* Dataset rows
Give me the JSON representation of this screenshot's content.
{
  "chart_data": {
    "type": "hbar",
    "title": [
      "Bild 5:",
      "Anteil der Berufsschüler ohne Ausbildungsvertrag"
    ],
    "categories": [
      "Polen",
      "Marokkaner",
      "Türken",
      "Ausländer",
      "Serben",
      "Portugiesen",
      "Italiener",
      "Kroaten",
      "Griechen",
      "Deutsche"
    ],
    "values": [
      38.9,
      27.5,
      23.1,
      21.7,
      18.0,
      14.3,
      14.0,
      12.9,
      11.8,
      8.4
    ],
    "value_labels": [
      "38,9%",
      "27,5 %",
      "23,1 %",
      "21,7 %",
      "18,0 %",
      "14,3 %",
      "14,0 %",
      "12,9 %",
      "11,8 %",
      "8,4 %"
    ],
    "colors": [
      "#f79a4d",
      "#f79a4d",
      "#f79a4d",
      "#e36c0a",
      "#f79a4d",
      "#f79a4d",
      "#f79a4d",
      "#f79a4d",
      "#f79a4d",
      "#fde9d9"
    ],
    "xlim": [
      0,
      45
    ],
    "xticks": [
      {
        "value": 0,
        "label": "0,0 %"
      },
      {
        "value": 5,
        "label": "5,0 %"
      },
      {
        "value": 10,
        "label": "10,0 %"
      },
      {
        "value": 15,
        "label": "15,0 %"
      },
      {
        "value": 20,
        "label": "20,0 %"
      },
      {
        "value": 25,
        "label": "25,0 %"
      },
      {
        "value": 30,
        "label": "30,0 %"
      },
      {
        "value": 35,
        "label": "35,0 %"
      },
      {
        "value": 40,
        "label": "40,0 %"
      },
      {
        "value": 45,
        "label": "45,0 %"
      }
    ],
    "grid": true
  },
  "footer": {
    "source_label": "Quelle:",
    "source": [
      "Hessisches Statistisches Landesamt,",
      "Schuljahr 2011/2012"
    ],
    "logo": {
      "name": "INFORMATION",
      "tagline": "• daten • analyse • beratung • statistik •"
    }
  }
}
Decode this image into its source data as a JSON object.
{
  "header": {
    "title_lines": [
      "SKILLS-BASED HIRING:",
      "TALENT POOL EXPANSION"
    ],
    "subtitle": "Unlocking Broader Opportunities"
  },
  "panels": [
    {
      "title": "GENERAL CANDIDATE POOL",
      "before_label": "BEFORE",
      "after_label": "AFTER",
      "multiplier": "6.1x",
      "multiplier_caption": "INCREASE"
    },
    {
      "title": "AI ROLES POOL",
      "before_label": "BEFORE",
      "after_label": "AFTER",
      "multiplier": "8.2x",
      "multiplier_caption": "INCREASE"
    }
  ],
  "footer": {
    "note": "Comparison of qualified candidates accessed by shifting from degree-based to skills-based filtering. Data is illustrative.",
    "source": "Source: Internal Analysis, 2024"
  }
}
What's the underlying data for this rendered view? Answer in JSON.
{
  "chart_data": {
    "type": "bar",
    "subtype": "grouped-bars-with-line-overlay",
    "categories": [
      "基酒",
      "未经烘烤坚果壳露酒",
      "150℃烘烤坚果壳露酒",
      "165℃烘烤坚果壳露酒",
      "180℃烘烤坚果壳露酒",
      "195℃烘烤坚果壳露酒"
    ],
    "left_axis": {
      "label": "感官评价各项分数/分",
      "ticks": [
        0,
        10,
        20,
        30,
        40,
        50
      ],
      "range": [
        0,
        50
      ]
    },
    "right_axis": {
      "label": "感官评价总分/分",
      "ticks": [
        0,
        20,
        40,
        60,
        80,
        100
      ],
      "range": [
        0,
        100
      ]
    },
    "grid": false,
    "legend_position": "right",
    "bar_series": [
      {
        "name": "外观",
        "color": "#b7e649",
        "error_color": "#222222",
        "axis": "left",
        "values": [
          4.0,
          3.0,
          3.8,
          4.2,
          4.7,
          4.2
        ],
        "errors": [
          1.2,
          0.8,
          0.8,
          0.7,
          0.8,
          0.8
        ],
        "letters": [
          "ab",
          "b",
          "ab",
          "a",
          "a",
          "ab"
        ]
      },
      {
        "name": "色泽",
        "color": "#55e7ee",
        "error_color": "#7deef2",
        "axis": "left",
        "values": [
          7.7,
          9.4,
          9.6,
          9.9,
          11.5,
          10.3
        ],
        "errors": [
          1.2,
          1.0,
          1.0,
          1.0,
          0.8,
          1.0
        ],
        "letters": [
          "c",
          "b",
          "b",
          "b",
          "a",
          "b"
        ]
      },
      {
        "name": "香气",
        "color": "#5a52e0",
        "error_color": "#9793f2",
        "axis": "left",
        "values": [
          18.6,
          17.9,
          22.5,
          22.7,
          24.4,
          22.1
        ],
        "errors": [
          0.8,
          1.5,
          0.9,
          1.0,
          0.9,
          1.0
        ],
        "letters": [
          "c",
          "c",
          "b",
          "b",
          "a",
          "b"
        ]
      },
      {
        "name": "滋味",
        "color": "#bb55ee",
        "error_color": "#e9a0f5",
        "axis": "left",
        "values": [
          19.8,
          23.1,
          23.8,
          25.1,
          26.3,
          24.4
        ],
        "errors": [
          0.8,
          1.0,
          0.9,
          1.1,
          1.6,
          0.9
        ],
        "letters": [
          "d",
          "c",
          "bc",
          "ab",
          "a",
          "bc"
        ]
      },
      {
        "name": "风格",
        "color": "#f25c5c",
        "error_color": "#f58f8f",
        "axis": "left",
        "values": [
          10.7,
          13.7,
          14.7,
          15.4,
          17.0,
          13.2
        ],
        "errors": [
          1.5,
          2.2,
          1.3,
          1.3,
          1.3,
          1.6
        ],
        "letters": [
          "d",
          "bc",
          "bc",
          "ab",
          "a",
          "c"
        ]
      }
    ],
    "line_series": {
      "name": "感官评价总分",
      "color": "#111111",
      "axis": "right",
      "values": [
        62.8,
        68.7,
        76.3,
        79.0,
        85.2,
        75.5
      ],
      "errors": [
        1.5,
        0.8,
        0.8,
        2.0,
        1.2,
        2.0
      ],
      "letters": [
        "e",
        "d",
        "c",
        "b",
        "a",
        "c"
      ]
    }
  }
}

* TO DO
Return each line with "POOL".

* ANSWER
      "TALENT POOL EXPANSION"
      "title": "GENERAL CANDIDATE POOL",
      "title": "AI ROLES POOL",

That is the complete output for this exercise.